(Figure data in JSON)
+-------+

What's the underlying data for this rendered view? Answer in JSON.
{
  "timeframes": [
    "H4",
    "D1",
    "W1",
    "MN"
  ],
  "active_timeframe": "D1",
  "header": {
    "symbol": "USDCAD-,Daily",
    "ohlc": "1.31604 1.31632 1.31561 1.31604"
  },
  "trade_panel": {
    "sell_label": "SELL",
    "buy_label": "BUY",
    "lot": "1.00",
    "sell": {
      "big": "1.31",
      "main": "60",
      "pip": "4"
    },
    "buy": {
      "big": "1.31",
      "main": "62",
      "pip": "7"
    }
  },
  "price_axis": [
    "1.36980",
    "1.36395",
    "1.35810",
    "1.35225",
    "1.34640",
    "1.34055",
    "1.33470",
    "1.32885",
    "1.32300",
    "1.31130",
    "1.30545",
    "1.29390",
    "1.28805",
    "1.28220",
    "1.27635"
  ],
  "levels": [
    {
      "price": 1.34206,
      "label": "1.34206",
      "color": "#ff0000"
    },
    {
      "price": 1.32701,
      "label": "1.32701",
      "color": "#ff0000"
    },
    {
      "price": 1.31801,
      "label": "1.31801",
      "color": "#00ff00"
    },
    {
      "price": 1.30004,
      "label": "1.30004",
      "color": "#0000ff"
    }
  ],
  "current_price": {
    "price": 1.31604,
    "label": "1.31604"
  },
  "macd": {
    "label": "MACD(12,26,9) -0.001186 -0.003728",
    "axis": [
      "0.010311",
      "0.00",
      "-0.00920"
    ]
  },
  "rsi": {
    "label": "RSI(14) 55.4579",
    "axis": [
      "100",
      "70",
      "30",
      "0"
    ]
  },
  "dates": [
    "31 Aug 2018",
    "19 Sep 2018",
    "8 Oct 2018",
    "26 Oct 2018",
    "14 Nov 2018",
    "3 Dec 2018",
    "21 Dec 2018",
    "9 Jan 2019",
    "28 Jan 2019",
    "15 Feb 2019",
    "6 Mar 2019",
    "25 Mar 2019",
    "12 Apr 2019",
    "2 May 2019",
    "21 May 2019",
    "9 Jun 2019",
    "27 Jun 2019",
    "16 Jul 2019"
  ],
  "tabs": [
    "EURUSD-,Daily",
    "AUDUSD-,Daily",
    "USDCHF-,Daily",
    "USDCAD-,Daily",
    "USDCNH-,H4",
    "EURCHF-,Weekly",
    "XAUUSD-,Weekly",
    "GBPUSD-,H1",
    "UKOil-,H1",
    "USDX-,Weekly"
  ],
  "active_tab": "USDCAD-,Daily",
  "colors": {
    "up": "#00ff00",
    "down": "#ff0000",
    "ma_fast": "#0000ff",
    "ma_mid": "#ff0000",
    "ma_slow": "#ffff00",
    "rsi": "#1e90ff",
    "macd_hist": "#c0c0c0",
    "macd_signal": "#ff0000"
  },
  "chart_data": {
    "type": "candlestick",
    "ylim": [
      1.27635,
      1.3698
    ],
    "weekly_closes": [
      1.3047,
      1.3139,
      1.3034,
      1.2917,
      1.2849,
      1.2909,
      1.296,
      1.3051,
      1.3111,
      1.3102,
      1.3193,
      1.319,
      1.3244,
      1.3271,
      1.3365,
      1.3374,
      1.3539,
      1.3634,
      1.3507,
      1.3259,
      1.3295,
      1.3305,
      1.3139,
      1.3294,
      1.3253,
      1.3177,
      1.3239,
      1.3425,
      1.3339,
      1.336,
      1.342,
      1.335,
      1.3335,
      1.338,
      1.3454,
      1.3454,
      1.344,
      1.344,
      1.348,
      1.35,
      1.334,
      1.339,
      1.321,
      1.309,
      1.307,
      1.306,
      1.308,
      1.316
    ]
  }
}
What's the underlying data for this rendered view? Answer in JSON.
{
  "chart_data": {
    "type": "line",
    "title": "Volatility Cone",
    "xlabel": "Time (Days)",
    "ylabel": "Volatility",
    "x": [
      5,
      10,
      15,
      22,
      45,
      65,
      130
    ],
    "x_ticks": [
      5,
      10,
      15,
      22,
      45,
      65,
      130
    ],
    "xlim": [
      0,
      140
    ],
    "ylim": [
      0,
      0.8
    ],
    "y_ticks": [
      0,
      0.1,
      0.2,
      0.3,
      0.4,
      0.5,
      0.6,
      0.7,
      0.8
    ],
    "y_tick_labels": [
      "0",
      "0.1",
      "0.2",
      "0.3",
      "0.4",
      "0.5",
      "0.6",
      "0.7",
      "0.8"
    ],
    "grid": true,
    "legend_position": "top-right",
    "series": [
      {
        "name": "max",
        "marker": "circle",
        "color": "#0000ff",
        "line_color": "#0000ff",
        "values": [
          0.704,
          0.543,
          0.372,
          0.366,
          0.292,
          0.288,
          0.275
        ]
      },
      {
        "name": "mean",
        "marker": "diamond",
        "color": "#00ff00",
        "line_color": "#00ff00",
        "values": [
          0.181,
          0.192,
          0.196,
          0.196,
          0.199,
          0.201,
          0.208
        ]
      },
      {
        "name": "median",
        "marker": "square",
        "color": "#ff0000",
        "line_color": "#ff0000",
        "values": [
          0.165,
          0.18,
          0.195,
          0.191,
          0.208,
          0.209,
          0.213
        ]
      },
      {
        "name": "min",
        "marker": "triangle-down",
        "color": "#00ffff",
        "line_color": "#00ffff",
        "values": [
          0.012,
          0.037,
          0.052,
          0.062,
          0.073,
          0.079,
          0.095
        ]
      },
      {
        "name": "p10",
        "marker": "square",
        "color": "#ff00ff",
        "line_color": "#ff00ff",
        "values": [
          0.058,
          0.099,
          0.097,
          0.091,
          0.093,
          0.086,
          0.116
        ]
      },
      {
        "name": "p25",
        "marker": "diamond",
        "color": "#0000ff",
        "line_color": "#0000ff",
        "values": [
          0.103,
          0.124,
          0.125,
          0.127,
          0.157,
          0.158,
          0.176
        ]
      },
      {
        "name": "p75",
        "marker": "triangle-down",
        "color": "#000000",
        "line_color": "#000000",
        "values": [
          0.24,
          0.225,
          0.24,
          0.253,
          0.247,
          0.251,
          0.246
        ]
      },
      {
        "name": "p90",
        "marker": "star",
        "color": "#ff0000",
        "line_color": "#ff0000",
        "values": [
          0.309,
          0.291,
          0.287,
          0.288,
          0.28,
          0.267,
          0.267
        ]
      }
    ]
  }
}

+-------+

Objective:
Output every line above without altering anything.

Right answer:
What's the underlying data for this rendered view? Answer in JSON.
{
  "timeframes": [
    "H4",
    "D1",
    "W1",
    "MN"
  ],
  "active_timeframe": "D1",
  "header": {
    "symbol": "USDCAD-,Daily",
    "ohlc": "1.31604 1.31632 1.31561 1.31604"
  },
  "trade_panel": {
    "sell_label": "SELL",
    "buy_label": "BUY",
    "lot": "1.00",
    "sell": {
      "big": "1.31",
      "main": "60",
      "pip": "4"
    },
    "buy": {
      "big": "1.31",
      "main": "62",
      "pip": "7"
    }
  },
  "price_axis": [
    "1.36980",
    "1.36395",
    "1.35810",
    "1.35225",
    "1.34640",
    "1.34055",
    "1.33470",
    "1.32885",
    "1.32300",
    "1.31130",
    "1.30545",
    "1.29390",
    "1.28805",
    "1.28220",
    "1.27635"
  ],
  "levels": [
    {
      "price": 1.34206,
      "label": "1.34206",
      "color": "#ff0000"
    },
    {
      "price": 1.32701,
      "label": "1.32701",
      "color": "#ff0000"
    },
    {
      "price": 1.31801,
      "label": "1.31801",
      "color": "#00ff00"
    },
    {
      "price": 1.30004,
      "label": "1.30004",
      "color": "#0000ff"
    }
  ],
  "current_price": {
    "price": 1.31604,
    "label": "1.31604"
  },
  "macd": {
    "label": "MACD(12,26,9) -0.001186 -0.003728",
    "axis": [
      "0.010311",
      "0.00",
      "-0.00920"
    ]
  },
  "rsi": {
    "label": "RSI(14) 55.4579",
    "axis": [
      "100",
      "70",
      "30",
      "0"
    ]
  },
  "dates": [
    "31 Aug 2018",
    "19 Sep 2018",
    "8 Oct 2018",
    "26 Oct 2018",
    "14 Nov 2018",
    "3 Dec 2018",
    "21 Dec 2018",
    "9 Jan 2019",
    "28 Jan 2019",
    "15 Feb 2019",
    "6 Mar 2019",
    "25 Mar 2019",
    "12 Apr 2019",
    "2 May 2019",
    "21 May 2019",
    "9 Jun 2019",
    "27 Jun 2019",
    "16 Jul 2019"
  ],
  "tabs": [
    "EURUSD-,Daily",
    "AUDUSD-,Daily",
    "USDCHF-,Daily",
    "USDCAD-,Daily",
    "USDCNH-,H4",
    "EURCHF-,Weekly",
    "XAUUSD-,Weekly",
    "GBPUSD-,H1",
    "UKOil-,H1",
    "USDX-,Weekly"
  ],
  "active_tab": "USDCAD-,Daily",
  "colors": {
    "up": "#00ff00",
    "down": "#ff0000",
    "ma_fast": "#0000ff",
    "ma_mid": "#ff0000",
    "ma_slow": "#ffff00",
    "rsi": "#1e90ff",
    "macd_hist": "#c0c0c0",
    "macd_signal": "#ff0000"
  },
  "chart_data": {
    "type": "candlestick",
    "ylim": [
      1.27635,
      1.3698
    ],
    "weekly_closes": [
      1.3047,
      1.3139,
      1.3034,
      1.2917,
      1.2849,
      1.2909,
      1.296,
      1.3051,
      1.3111,
      1.3102,
      1.3193,
      1.319,
      1.3244,
      1.3271,
      1.3365,
      1.3374,
      1.3539,
      1.3634,
      1.3507,
      1.3259,
      1.3295,
      1.3305,
      1.3139,
      1.3294,
      1.3253,
      1.3177,
      1.3239,
      1.3425,
      1.3339,
      1.336,
      1.342,
      1.335,
      1.3335,
      1.338,
      1.3454,
      1.3454,
      1.344,
      1.344,
      1.348,
      1.35,
      1.334,
      1.339,
      1.321,
      1.309,
      1.307,
      1.306,
      1.308,
      1.316
    ]
  }
}
What's the underlying data for this rendered view? Answer in JSON.
{
  "chart_data": {
    "type": "line",
    "title": "Volatility Cone",
    "xlabel": "Time (Days)",
    "ylabel": "Volatility",
    "x": [
      5,
      10,
      15,
      22,
      45,
      65,
      130
    ],
    "x_ticks": [
      5,
      10,
      15,
      22,
      45,
      65,
      130
    ],
    "xlim": [
      0,
      140
    ],
    "ylim": [
      0,
      0.8
    ],
    "y_ticks": [
      0,
      0.1,
      0.2,
      0.3,
      0.4,
      0.5,
      0.6,
      0.7,
      0.8
    ],
    "y_tick_labels": [
      "0",
      "0.1",
      "0.2",
      "0.3",
      "0.4",
      "0.5",
      "0.6",
      "0.7",
      "0.8"
    ],
    "grid": true,
    "legend_position": "top-right",
    "series": [
      {
        "name": "max",
        "marker": "circle",
        "color": "#0000ff",
        "line_color": "#0000ff",
        "values": [
          0.704,
          0.543,
          0.372,
          0.366,
          0.292,
          0.288,
          0.275
        ]
      },
      {
        "name": "mean",
        "marker": "diamond",
        "color": "#00ff00",
        "line_color": "#00ff00",
        "values": [
          0.181,
          0.192,
          0.196,
          0.196,
          0.199,
          0.201,
          0.208
        ]
      },
      {
        "name": "median",
        "marker": "square",
        "color": "#ff0000",
        "line_color": "#ff0000",
        "values": [
          0.165,
          0.18,
          0.195,
          0.191,
          0.208,
          0.209,
          0.213
        ]
      },
      {
        "name": "min",
        "marker": "triangle-down",
        "color": "#00ffff",
        "line_color": "#00ffff",
        "values": [
          0.012,
          0.037,
          0.052,
          0.062,
          0.073,
          0.079,
          0.095
        ]
      },
      {
        "name": "p10",
        "marker": "square",
        "color": "#ff00ff",
        "line_color": "#ff00ff",
        "values": [
          0.058,
          0.099,
          0.097,
          0.091,
          0.093,
          0.086,
          0.116
        ]
      },
      {
        "name": "p25",
        "marker": "diamond",
        "color": "#0000ff",
        "line_color": "#0000ff",
        "values": [
          0.103,
          0.124,
          0.125,
          0.127,
          0.157,
          0.158,
          0.176
        ]
      },
      {
        "name": "p75",
        "marker": "triangle-down",
        "color": "#000000",
        "line_color": "#000000",
        "values": [
          0.24,
          0.225,
          0.24,
          0.253,
          0.247,
          0.251,
          0.246
        ]
      },
      {
        "name": "p90",
        "marker": "star",
        "color": "#ff0000",
        "line_color": "#ff0000",
        "values": [
          0.309,
          0.291,
          0.287,
          0.288,
          0.28,
          0.267,
          0.267
        ]
      }
    ]
  }
}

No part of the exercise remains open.